== Supplied information ==
_ _ _ _ _

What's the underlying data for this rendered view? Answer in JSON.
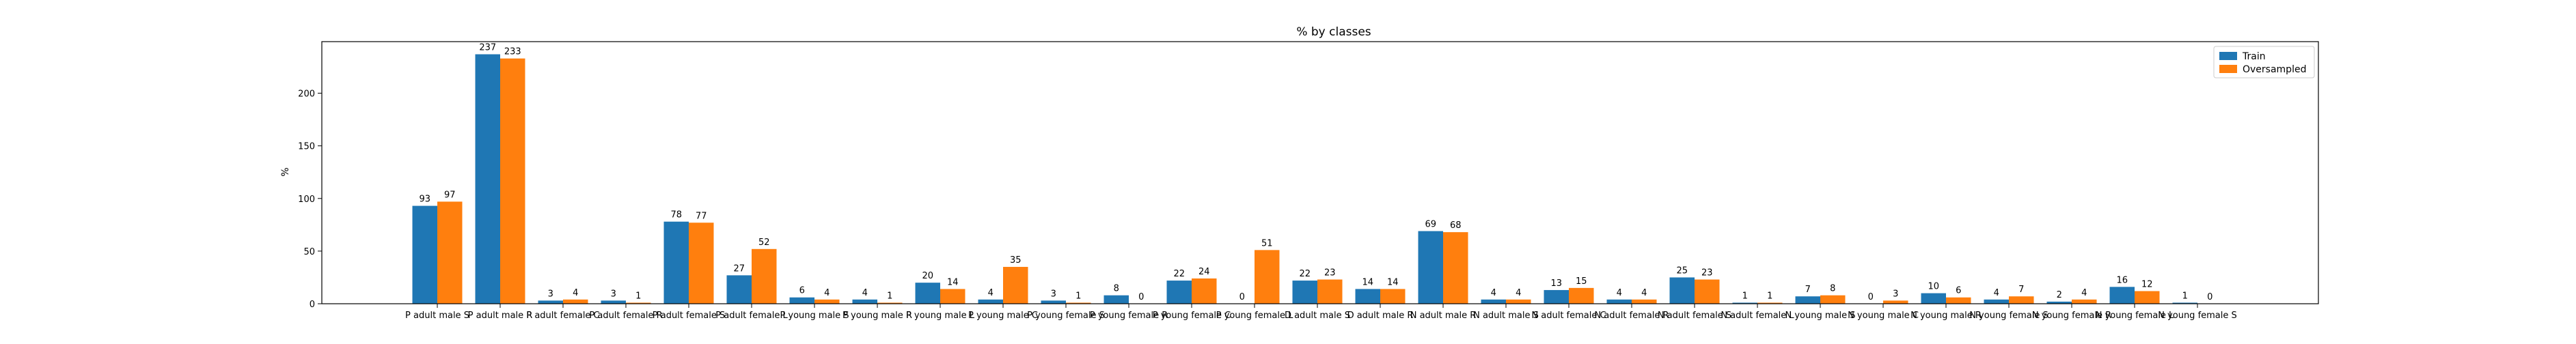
{
  "chart_data": {
    "type": "bar",
    "title": "% by classes",
    "xlabel": "",
    "ylabel": "%",
    "ylim": [
      0,
      249
    ],
    "yticks": [
      0,
      50,
      100,
      150,
      200
    ],
    "legend_position": "top-right",
    "categories": [
      "P adult male S",
      "P adult male R",
      "P adult female C",
      "P adult female R",
      "P adult female S",
      "P adult female L",
      "P young male S",
      "P young male R",
      "P young male L",
      "P young male C",
      "P young female S",
      "P young female R",
      "P young female C",
      "P young female L",
      "D adult male S",
      "D adult male R",
      "N adult male R",
      "N adult male S",
      "N adult female C",
      "N adult female R",
      "N adult female S",
      "N adult female L",
      "N young male S",
      "N young male C",
      "N young male R",
      "N young female S",
      "N young female R",
      "N young female L",
      "N young female S"
    ],
    "series": [
      {
        "name": "Train",
        "color": "#1f77b4",
        "values": [
          93,
          237,
          3,
          3,
          78,
          27,
          6,
          4,
          20,
          4,
          3,
          8,
          22,
          0,
          22,
          14,
          69,
          4,
          13,
          4,
          25,
          1,
          7,
          0,
          10,
          4,
          2,
          16,
          1
        ]
      },
      {
        "name": "Oversampled",
        "color": "#ff7f0e",
        "values": [
          97,
          233,
          4,
          1,
          77,
          52,
          4,
          1,
          14,
          35,
          1,
          0,
          24,
          51,
          23,
          14,
          68,
          4,
          15,
          4,
          23,
          1,
          8,
          3,
          6,
          7,
          4,
          12,
          0
        ]
      }
    ]
  }
}
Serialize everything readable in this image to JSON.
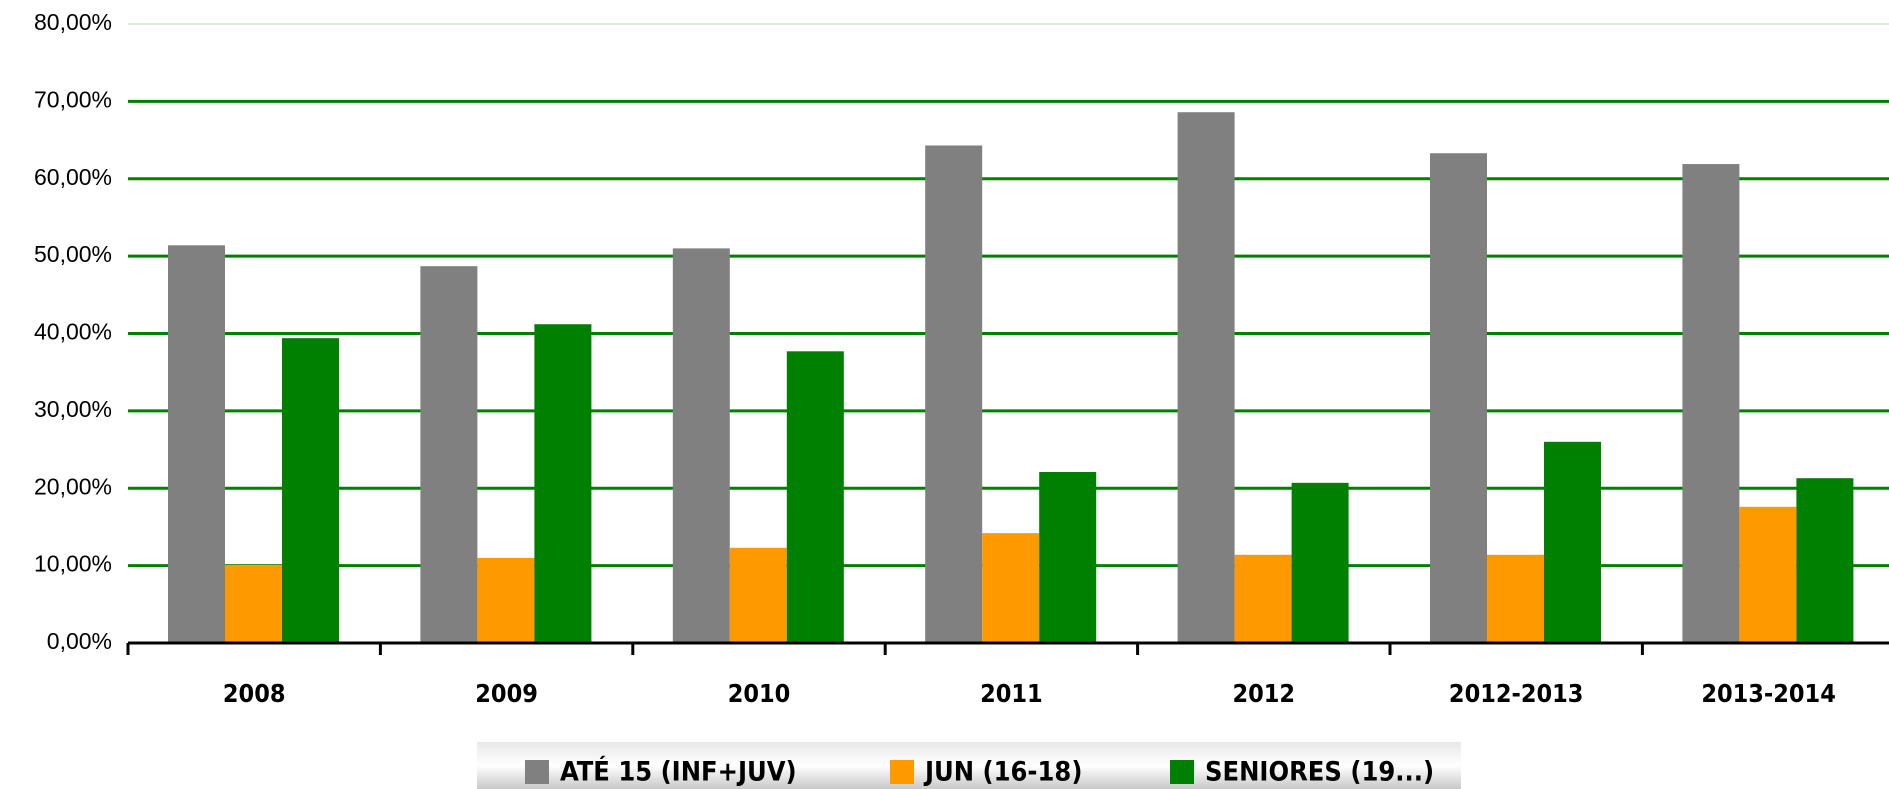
{
  "chart_data": {
    "type": "bar",
    "categories": [
      "2008",
      "2009",
      "2010",
      "2011",
      "2012",
      "2012-2013",
      "2013-2014"
    ],
    "series": [
      {
        "name": "ATÉ 15 (INF+JUV)",
        "color": "#808080",
        "values": [
          51.4,
          48.7,
          51.0,
          64.3,
          68.6,
          63.3,
          61.9
        ]
      },
      {
        "name": "JUN (16-18)",
        "color": "#ff9900",
        "values": [
          10.1,
          11.0,
          12.3,
          14.2,
          11.4,
          11.4,
          17.6
        ]
      },
      {
        "name": "SENIORES (19...)",
        "color": "#008000",
        "values": [
          39.4,
          41.2,
          37.7,
          22.1,
          20.7,
          26.0,
          21.3
        ]
      }
    ],
    "ylim": [
      0,
      80
    ],
    "yticks": [
      {
        "value": 0,
        "label": "0,00%"
      },
      {
        "value": 10,
        "label": "10,00%"
      },
      {
        "value": 20,
        "label": "20,00%"
      },
      {
        "value": 30,
        "label": "30,00%"
      },
      {
        "value": 40,
        "label": "40,00%"
      },
      {
        "value": 50,
        "label": "50,00%"
      },
      {
        "value": 60,
        "label": "60,00%"
      },
      {
        "value": 70,
        "label": "70,00%"
      },
      {
        "value": 80,
        "label": "80,00%"
      }
    ],
    "grid": true,
    "grid_color": "#008000",
    "legend": "bottom"
  }
}
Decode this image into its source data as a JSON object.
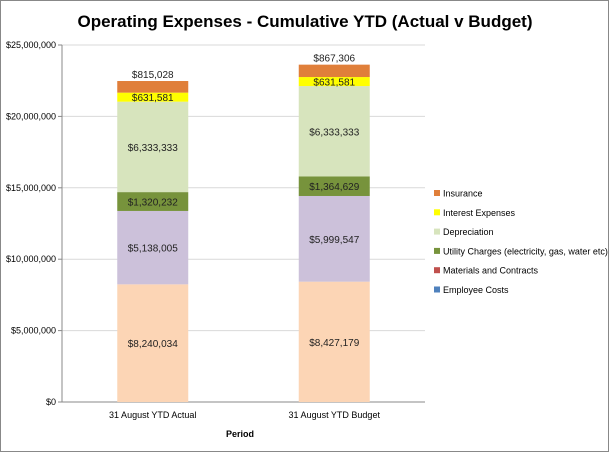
{
  "chart_data": {
    "type": "bar",
    "stacked": true,
    "title": "Operating Expenses - Cumulative YTD (Actual v Budget)",
    "xlabel": "Period",
    "ylabel": "",
    "ylim": [
      0,
      25000000
    ],
    "yticks": [
      "$0",
      "$5,000,000",
      "$10,000,000",
      "$15,000,000",
      "$20,000,000",
      "$25,000,000"
    ],
    "grid": true,
    "legend_placement": "right",
    "categories": [
      "31 August YTD Actual",
      "31 August YTD Budget"
    ],
    "series": [
      {
        "name": "Employee Costs",
        "values": [
          8240034,
          8427179
        ],
        "labels": [
          "$8,240,034",
          "$8,427,179"
        ],
        "bar_color": "#FCD5B5",
        "legend_color": "#4F81BD"
      },
      {
        "name": "Materials and Contracts",
        "values": [
          5138005,
          5999547
        ],
        "labels": [
          "$5,138,005",
          "$5,999,547"
        ],
        "bar_color": "#CCC1DA",
        "legend_color": "#C0504D"
      },
      {
        "name": "Utility Charges (electricity, gas, water etc)",
        "values": [
          1320232,
          1364629
        ],
        "labels": [
          "$1,320,232",
          "$1,364,629"
        ],
        "bar_color": "#77933C",
        "legend_color": "#77933C"
      },
      {
        "name": "Depreciation",
        "values": [
          6333333,
          6333333
        ],
        "labels": [
          "$6,333,333",
          "$6,333,333"
        ],
        "bar_color": "#D7E4BD",
        "legend_color": "#D7E4BD"
      },
      {
        "name": "Interest Expenses",
        "values": [
          631581,
          631581
        ],
        "labels": [
          "$631,581",
          "$631,581"
        ],
        "bar_color": "#FFFF00",
        "legend_color": "#FFFF00"
      },
      {
        "name": "Insurance",
        "values": [
          815028,
          867306
        ],
        "labels": [
          "$815,028",
          "$867,306"
        ],
        "bar_color": "#E07F3A",
        "legend_color": "#E07F3A"
      }
    ]
  }
}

_ _ _ _ _

== Work to do ==
Say how many lines in the records contain the string "Budget", and say nothing else.

== Reply ==
2